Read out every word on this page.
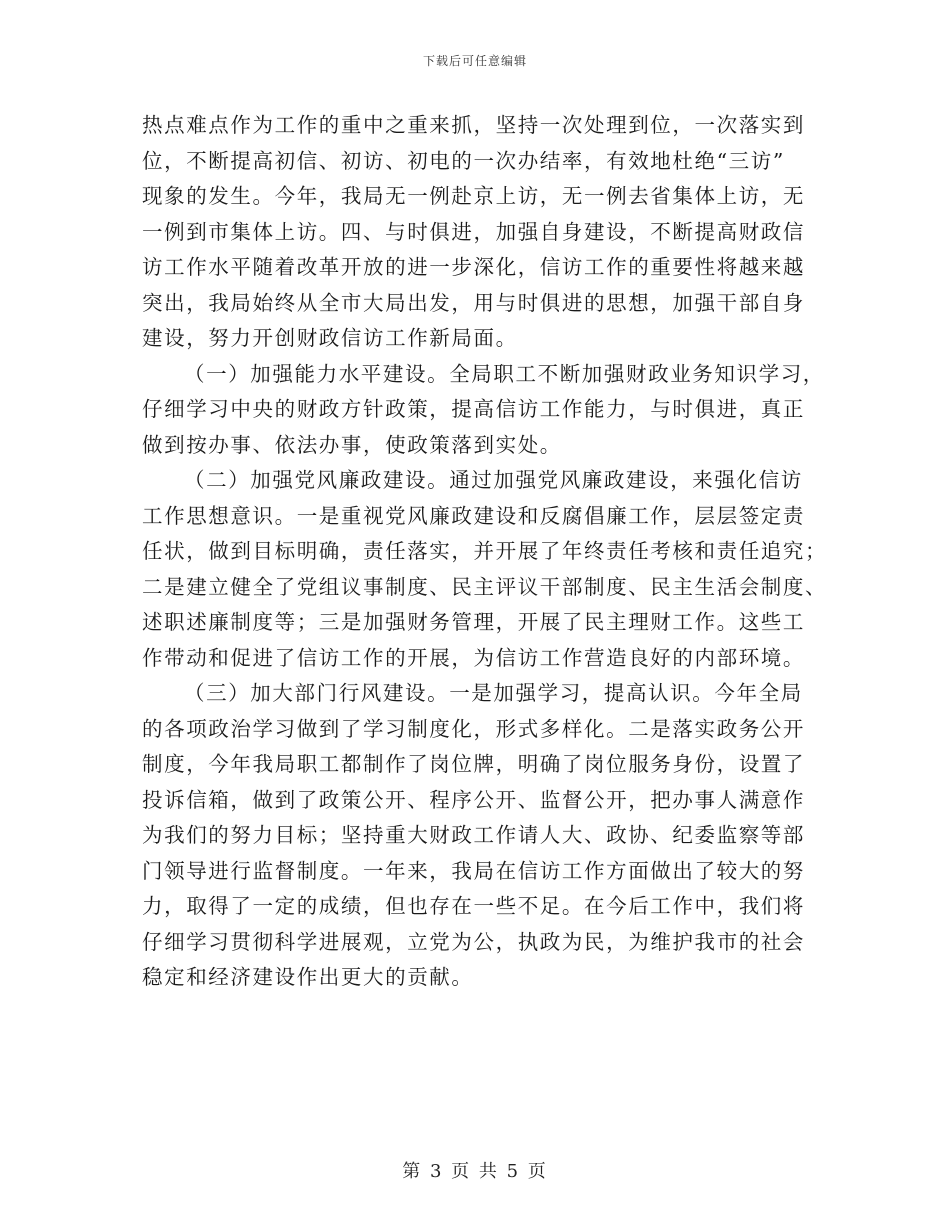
下载后可任意编辑
热点难点作为工作的重中之重来抓，坚持一次处理到位，一次落实到
位，不断提高初信、初访、初电的一次办结率，有效地杜绝“三访”
现象的发生。今年，我局无一例赴京上访，无一例去省集体上访，无
一例到市集体上访。四、与时俱进，加强自身建设，不断提高财政信
访工作水平随着改革开放的进一步深化，信访工作的重要性将越来越
突出，我局始终从全市大局出发，用与时俱进的思想，加强干部自身
建设，努力开创财政信访工作新局面。
（一）加强能力水平建设。全局职工不断加强财政业务知识学习，
仔细学习中央的财政方针政策，提高信访工作能力，与时俱进，真正
做到按办事、依法办事，使政策落到实处。
（二）加强党风廉政建设。通过加强党风廉政建设，来强化信访
工作思想意识。一是重视党风廉政建设和反腐倡廉工作，层层签定责
任状，做到目标明确，责任落实，并开展了年终责任考核和责任追究；
二是建立健全了党组议事制度、民主评议干部制度、民主生活会制度、
述职述廉制度等；三是加强财务管理，开展了民主理财工作。这些工
作带动和促进了信访工作的开展，为信访工作营造良好的内部环境。
（三）加大部门行风建设。一是加强学习，提高认识。今年全局
的各项政治学习做到了学习制度化，形式多样化。二是落实政务公开
制度，今年我局职工都制作了岗位牌，明确了岗位服务身份，设置了
投诉信箱，做到了政策公开、程序公开、监督公开，把办事人满意作
为我们的努力目标；坚持重大财政工作请人大、政协、纪委监察等部
门领导进行监督制度。一年来，我局在信访工作方面做出了较大的努
力，取得了一定的成绩，但也存在一些不足。在今后工作中，我们将
仔细学习贯彻科学进展观，立党为公，执政为民，为维护我市的社会
稳定和经济建设作出更大的贡献。
第 3 页 共 5 页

════════════════

» **Your objective**: The records above must be transcribed exactly. Pictures are left out of the copy.

» **Output for this task**:
Read out every word on this page.
下载后可任意编辑
热点难点作为工作的重中之重来抓，坚持一次处理到位，一次落实到
位，不断提高初信、初访、初电的一次办结率，有效地杜绝“三访”
现象的发生。今年，我局无一例赴京上访，无一例去省集体上访，无
一例到市集体上访。四、与时俱进，加强自身建设，不断提高财政信
访工作水平随着改革开放的进一步深化，信访工作的重要性将越来越
突出，我局始终从全市大局出发，用与时俱进的思想，加强干部自身
建设，努力开创财政信访工作新局面。
（一）加强能力水平建设。全局职工不断加强财政业务知识学习，
仔细学习中央的财政方针政策，提高信访工作能力，与时俱进，真正
做到按办事、依法办事，使政策落到实处。
（二）加强党风廉政建设。通过加强党风廉政建设，来强化信访
工作思想意识。一是重视党风廉政建设和反腐倡廉工作，层层签定责
任状，做到目标明确，责任落实，并开展了年终责任考核和责任追究；
二是建立健全了党组议事制度、民主评议干部制度、民主生活会制度、
述职述廉制度等；三是加强财务管理，开展了民主理财工作。这些工
作带动和促进了信访工作的开展，为信访工作营造良好的内部环境。
（三）加大部门行风建设。一是加强学习，提高认识。今年全局
的各项政治学习做到了学习制度化，形式多样化。二是落实政务公开
制度，今年我局职工都制作了岗位牌，明确了岗位服务身份，设置了
投诉信箱，做到了政策公开、程序公开、监督公开，把办事人满意作
为我们的努力目标；坚持重大财政工作请人大、政协、纪委监察等部
门领导进行监督制度。一年来，我局在信访工作方面做出了较大的努
力，取得了一定的成绩，但也存在一些不足。在今后工作中，我们将
仔细学习贯彻科学进展观，立党为公，执政为民，为维护我市的社会
稳定和经济建设作出更大的贡献。
第 3 页 共 5 页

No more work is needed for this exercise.